Exercise directions: Repeat the whole listing exactly.
━━━━━━━━━━━━━━━━━━━━━━━━━━━━━━
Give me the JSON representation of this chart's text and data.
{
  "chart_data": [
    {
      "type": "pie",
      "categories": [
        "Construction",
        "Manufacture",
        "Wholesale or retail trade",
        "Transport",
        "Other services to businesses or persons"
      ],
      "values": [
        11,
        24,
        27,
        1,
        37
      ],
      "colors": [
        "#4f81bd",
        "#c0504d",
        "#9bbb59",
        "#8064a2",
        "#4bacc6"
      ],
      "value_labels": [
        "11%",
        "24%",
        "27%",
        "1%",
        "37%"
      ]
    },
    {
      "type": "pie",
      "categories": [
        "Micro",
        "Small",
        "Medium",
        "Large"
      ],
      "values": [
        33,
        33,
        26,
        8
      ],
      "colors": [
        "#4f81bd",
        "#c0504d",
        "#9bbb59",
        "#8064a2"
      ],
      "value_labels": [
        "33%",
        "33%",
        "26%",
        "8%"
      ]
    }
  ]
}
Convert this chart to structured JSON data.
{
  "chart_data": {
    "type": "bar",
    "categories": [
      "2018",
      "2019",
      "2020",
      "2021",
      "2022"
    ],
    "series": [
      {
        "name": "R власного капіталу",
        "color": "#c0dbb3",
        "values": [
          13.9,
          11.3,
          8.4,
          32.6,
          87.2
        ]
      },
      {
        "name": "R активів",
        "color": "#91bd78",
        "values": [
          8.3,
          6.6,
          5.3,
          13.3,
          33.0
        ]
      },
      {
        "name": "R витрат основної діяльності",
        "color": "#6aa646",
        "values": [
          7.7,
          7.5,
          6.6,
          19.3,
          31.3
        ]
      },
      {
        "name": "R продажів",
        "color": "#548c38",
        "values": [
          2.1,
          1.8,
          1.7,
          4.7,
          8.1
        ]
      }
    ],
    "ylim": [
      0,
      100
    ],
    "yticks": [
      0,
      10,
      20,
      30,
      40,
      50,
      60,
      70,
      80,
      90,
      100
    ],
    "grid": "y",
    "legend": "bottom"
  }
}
━━━━━━━━━━━━━━━━━━━━━━━━━━━━━━
Correct output:
Give me the JSON representation of this chart's text and data.
{
  "chart_data": [
    {
      "type": "pie",
      "categories": [
        "Construction",
        "Manufacture",
        "Wholesale or retail trade",
        "Transport",
        "Other services to businesses or persons"
      ],
      "values": [
        11,
        24,
        27,
        1,
        37
      ],
      "colors": [
        "#4f81bd",
        "#c0504d",
        "#9bbb59",
        "#8064a2",
        "#4bacc6"
      ],
      "value_labels": [
        "11%",
        "24%",
        "27%",
        "1%",
        "37%"
      ]
    },
    {
      "type": "pie",
      "categories": [
        "Micro",
        "Small",
        "Medium",
        "Large"
      ],
      "values": [
        33,
        33,
        26,
        8
      ],
      "colors": [
        "#4f81bd",
        "#c0504d",
        "#9bbb59",
        "#8064a2"
      ],
      "value_labels": [
        "33%",
        "33%",
        "26%",
        "8%"
      ]
    }
  ]
}
Convert this chart to structured JSON data.
{
  "chart_data": {
    "type": "bar",
    "categories": [
      "2018",
      "2019",
      "2020",
      "2021",
      "2022"
    ],
    "series": [
      {
        "name": "R власного капіталу",
        "color": "#c0dbb3",
        "values": [
          13.9,
          11.3,
          8.4,
          32.6,
          87.2
        ]
      },
      {
        "name": "R активів",
        "color": "#91bd78",
        "values": [
          8.3,
          6.6,
          5.3,
          13.3,
          33.0
        ]
      },
      {
        "name": "R витрат основної діяльності",
        "color": "#6aa646",
        "values": [
          7.7,
          7.5,
          6.6,
          19.3,
          31.3
        ]
      },
      {
        "name": "R продажів",
        "color": "#548c38",
        "values": [
          2.1,
          1.8,
          1.7,
          4.7,
          8.1
        ]
      }
    ],
    "ylim": [
      0,
      100
    ],
    "yticks": [
      0,
      10,
      20,
      30,
      40,
      50,
      60,
      70,
      80,
      90,
      100
    ],
    "grid": "y",
    "legend": "bottom"
  }
}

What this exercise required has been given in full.